GIVEN RECORDS –
>>>

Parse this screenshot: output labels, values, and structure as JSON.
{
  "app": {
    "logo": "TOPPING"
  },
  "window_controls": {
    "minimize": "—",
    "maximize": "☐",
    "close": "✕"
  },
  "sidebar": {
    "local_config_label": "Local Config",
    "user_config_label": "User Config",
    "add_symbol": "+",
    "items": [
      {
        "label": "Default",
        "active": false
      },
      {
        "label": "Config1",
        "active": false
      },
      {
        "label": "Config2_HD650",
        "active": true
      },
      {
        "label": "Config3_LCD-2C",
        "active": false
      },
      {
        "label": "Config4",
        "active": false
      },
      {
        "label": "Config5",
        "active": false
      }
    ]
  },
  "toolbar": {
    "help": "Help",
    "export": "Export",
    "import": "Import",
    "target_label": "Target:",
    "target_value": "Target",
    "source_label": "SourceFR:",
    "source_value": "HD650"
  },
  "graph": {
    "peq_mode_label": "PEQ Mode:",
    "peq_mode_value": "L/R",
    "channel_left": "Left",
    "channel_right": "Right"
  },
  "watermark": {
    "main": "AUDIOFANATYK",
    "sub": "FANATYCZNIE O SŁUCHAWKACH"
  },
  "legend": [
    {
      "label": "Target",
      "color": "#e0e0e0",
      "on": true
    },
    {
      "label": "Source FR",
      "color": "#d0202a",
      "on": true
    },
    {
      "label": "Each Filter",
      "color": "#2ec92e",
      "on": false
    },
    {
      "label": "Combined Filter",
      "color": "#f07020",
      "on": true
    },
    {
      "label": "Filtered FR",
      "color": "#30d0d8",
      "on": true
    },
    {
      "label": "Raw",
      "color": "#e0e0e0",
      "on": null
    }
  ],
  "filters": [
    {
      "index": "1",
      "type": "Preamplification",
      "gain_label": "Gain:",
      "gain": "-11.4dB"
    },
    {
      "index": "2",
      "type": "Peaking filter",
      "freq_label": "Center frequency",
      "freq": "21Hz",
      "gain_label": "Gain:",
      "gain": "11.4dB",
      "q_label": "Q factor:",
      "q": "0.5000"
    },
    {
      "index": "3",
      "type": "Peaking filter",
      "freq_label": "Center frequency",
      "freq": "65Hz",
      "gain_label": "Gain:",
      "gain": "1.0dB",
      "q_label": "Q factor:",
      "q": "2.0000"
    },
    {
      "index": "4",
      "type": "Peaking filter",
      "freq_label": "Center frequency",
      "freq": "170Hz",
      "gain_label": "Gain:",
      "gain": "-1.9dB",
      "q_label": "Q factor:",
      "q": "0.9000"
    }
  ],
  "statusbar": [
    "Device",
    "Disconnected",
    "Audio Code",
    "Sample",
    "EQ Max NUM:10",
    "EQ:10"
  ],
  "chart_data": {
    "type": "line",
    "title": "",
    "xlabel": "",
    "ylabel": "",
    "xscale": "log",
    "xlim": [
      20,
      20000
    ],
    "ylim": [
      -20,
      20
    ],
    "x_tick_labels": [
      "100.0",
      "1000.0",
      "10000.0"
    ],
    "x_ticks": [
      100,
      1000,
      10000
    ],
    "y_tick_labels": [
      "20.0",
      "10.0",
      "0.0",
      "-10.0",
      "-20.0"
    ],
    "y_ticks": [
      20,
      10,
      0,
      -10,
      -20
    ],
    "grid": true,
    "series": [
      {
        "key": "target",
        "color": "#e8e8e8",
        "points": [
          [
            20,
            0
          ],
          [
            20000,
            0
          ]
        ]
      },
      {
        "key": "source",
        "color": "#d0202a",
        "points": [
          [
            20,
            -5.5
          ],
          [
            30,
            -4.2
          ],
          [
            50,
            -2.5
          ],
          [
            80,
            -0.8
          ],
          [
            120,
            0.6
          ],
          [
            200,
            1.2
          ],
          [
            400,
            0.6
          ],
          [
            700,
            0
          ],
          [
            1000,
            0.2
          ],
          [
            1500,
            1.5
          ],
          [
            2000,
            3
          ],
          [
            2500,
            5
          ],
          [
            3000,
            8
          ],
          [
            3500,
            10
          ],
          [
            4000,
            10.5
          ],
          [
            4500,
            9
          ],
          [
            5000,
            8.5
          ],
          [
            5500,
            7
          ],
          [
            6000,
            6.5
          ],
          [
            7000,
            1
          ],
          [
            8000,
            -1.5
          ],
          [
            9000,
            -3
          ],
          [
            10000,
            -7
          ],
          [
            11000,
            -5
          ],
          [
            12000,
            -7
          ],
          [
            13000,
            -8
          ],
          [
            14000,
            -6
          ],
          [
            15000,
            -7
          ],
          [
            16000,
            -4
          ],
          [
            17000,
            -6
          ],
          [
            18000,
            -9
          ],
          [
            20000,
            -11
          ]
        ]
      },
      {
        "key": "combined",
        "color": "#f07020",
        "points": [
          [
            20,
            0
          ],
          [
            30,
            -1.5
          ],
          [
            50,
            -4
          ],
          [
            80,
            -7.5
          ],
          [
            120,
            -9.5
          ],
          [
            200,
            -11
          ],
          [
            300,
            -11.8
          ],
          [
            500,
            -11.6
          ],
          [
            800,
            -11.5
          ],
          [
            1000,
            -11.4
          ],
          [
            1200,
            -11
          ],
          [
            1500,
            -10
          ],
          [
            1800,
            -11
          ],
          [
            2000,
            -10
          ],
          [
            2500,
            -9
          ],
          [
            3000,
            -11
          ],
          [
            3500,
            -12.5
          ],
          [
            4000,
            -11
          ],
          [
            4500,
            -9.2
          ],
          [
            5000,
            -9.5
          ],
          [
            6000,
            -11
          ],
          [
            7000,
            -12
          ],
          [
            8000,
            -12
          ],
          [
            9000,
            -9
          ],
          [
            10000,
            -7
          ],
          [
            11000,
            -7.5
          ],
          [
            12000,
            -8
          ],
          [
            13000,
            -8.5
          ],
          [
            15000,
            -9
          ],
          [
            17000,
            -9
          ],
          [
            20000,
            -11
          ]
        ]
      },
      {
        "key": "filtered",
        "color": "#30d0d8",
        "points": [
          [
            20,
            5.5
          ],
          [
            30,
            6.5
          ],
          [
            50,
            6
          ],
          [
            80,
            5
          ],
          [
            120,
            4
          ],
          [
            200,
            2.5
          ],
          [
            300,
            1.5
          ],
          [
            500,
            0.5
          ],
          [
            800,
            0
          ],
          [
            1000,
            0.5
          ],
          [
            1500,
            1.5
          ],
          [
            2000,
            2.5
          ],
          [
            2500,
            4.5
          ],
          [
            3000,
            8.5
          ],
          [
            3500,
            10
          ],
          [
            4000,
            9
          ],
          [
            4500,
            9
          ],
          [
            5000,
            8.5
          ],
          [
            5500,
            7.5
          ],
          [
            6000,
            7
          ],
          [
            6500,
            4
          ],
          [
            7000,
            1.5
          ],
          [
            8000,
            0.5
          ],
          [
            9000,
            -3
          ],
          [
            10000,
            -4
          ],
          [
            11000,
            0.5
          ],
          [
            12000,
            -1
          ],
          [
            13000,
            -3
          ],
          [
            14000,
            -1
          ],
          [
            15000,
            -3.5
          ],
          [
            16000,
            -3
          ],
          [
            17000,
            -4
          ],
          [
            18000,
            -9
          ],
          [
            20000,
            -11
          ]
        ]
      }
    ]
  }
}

<<<

SHORT EXERCISE – Make an exact copy of the records.

REPLY TO THE EXERCISE –
Parse this screenshot: output labels, values, and structure as JSON.
{
  "app": {
    "logo": "TOPPING"
  },
  "window_controls": {
    "minimize": "—",
    "maximize": "☐",
    "close": "✕"
  },
  "sidebar": {
    "local_config_label": "Local Config",
    "user_config_label": "User Config",
    "add_symbol": "+",
    "items": [
      {
        "label": "Default",
        "active": false
      },
      {
        "label": "Config1",
        "active": false
      },
      {
        "label": "Config2_HD650",
        "active": true
      },
      {
        "label": "Config3_LCD-2C",
        "active": false
      },
      {
        "label": "Config4",
        "active": false
      },
      {
        "label": "Config5",
        "active": false
      }
    ]
  },
  "toolbar": {
    "help": "Help",
    "export": "Export",
    "import": "Import",
    "target_label": "Target:",
    "target_value": "Target",
    "source_label": "SourceFR:",
    "source_value": "HD650"
  },
  "graph": {
    "peq_mode_label": "PEQ Mode:",
    "peq_mode_value": "L/R",
    "channel_left": "Left",
    "channel_right": "Right"
  },
  "watermark": {
    "main": "AUDIOFANATYK",
    "sub": "FANATYCZNIE O SŁUCHAWKACH"
  },
  "legend": [
    {
      "label": "Target",
      "color": "#e0e0e0",
      "on": true
    },
    {
      "label": "Source FR",
      "color": "#d0202a",
      "on": true
    },
    {
      "label": "Each Filter",
      "color": "#2ec92e",
      "on": false
    },
    {
      "label": "Combined Filter",
      "color": "#f07020",
      "on": true
    },
    {
      "label": "Filtered FR",
      "color": "#30d0d8",
      "on": true
    },
    {
      "label": "Raw",
      "color": "#e0e0e0",
      "on": null
    }
  ],
  "filters": [
    {
      "index": "1",
      "type": "Preamplification",
      "gain_label": "Gain:",
      "gain": "-11.4dB"
    },
    {
      "index": "2",
      "type": "Peaking filter",
      "freq_label": "Center frequency",
      "freq": "21Hz",
      "gain_label": "Gain:",
      "gain": "11.4dB",
      "q_label": "Q factor:",
      "q": "0.5000"
    },
    {
      "index": "3",
      "type": "Peaking filter",
      "freq_label": "Center frequency",
      "freq": "65Hz",
      "gain_label": "Gain:",
      "gain": "1.0dB",
      "q_label": "Q factor:",
      "q": "2.0000"
    },
    {
      "index": "4",
      "type": "Peaking filter",
      "freq_label": "Center frequency",
      "freq": "170Hz",
      "gain_label": "Gain:",
      "gain": "-1.9dB",
      "q_label": "Q factor:",
      "q": "0.9000"
    }
  ],
  "statusbar": [
    "Device",
    "Disconnected",
    "Audio Code",
    "Sample",
    "EQ Max NUM:10",
    "EQ:10"
  ],
  "chart_data": {
    "type": "line",
    "title": "",
    "xlabel": "",
    "ylabel": "",
    "xscale": "log",
    "xlim": [
      20,
      20000
    ],
    "ylim": [
      -20,
      20
    ],
    "x_tick_labels": [
      "100.0",
      "1000.0",
      "10000.0"
    ],
    "x_ticks": [
      100,
      1000,
      10000
    ],
    "y_tick_labels": [
      "20.0",
      "10.0",
      "0.0",
      "-10.0",
      "-20.0"
    ],
    "y_ticks": [
      20,
      10,
      0,
      -10,
      -20
    ],
    "grid": true,
    "series": [
      {
        "key": "target",
        "color": "#e8e8e8",
        "points": [
          [
            20,
            0
          ],
          [
            20000,
            0
          ]
        ]
      },
      {
        "key": "source",
        "color": "#d0202a",
        "points": [
          [
            20,
            -5.5
          ],
          [
            30,
            -4.2
          ],
          [
            50,
            -2.5
          ],
          [
            80,
            -0.8
          ],
          [
            120,
            0.6
          ],
          [
            200,
            1.2
          ],
          [
            400,
            0.6
          ],
          [
            700,
            0
          ],
          [
            1000,
            0.2
          ],
          [
            1500,
            1.5
          ],
          [
            2000,
            3
          ],
          [
            2500,
            5
          ],
          [
            3000,
            8
          ],
          [
            3500,
            10
          ],
          [
            4000,
            10.5
          ],
          [
            4500,
            9
          ],
          [
            5000,
            8.5
          ],
          [
            5500,
            7
          ],
          [
            6000,
            6.5
          ],
          [
            7000,
            1
          ],
          [
            8000,
            -1.5
          ],
          [
            9000,
            -3
          ],
          [
            10000,
            -7
          ],
          [
            11000,
            -5
          ],
          [
            12000,
            -7
          ],
          [
            13000,
            -8
          ],
          [
            14000,
            -6
          ],
          [
            15000,
            -7
          ],
          [
            16000,
            -4
          ],
          [
            17000,
            -6
          ],
          [
            18000,
            -9
          ],
          [
            20000,
            -11
          ]
        ]
      },
      {
        "key": "combined",
        "color": "#f07020",
        "points": [
          [
            20,
            0
          ],
          [
            30,
            -1.5
          ],
          [
            50,
            -4
          ],
          [
            80,
            -7.5
          ],
          [
            120,
            -9.5
          ],
          [
            200,
            -11
          ],
          [
            300,
            -11.8
          ],
          [
            500,
            -11.6
          ],
          [
            800,
            -11.5
          ],
          [
            1000,
            -11.4
          ],
          [
            1200,
            -11
          ],
          [
            1500,
            -10
          ],
          [
            1800,
            -11
          ],
          [
            2000,
            -10
          ],
          [
            2500,
            -9
          ],
          [
            3000,
            -11
          ],
          [
            3500,
            -12.5
          ],
          [
            4000,
            -11
          ],
          [
            4500,
            -9.2
          ],
          [
            5000,
            -9.5
          ],
          [
            6000,
            -11
          ],
          [
            7000,
            -12
          ],
          [
            8000,
            -12
          ],
          [
            9000,
            -9
          ],
          [
            10000,
            -7
          ],
          [
            11000,
            -7.5
          ],
          [
            12000,
            -8
          ],
          [
            13000,
            -8.5
          ],
          [
            15000,
            -9
          ],
          [
            17000,
            -9
          ],
          [
            20000,
            -11
          ]
        ]
      },
      {
        "key": "filtered",
        "color": "#30d0d8",
        "points": [
          [
            20,
            5.5
          ],
          [
            30,
            6.5
          ],
          [
            50,
            6
          ],
          [
            80,
            5
          ],
          [
            120,
            4
          ],
          [
            200,
            2.5
          ],
          [
            300,
            1.5
          ],
          [
            500,
            0.5
          ],
          [
            800,
            0
          ],
          [
            1000,
            0.5
          ],
          [
            1500,
            1.5
          ],
          [
            2000,
            2.5
          ],
          [
            2500,
            4.5
          ],
          [
            3000,
            8.5
          ],
          [
            3500,
            10
          ],
          [
            4000,
            9
          ],
          [
            4500,
            9
          ],
          [
            5000,
            8.5
          ],
          [
            5500,
            7.5
          ],
          [
            6000,
            7
          ],
          [
            6500,
            4
          ],
          [
            7000,
            1.5
          ],
          [
            8000,
            0.5
          ],
          [
            9000,
            -3
          ],
          [
            10000,
            -4
          ],
          [
            11000,
            0.5
          ],
          [
            12000,
            -1
          ],
          [
            13000,
            -3
          ],
          [
            14000,
            -1
          ],
          [
            15000,
            -3.5
          ],
          [
            16000,
            -3
          ],
          [
            17000,
            -4
          ],
          [
            18000,
            -9
          ],
          [
            20000,
            -11
          ]
        ]
      }
    ]
  }
}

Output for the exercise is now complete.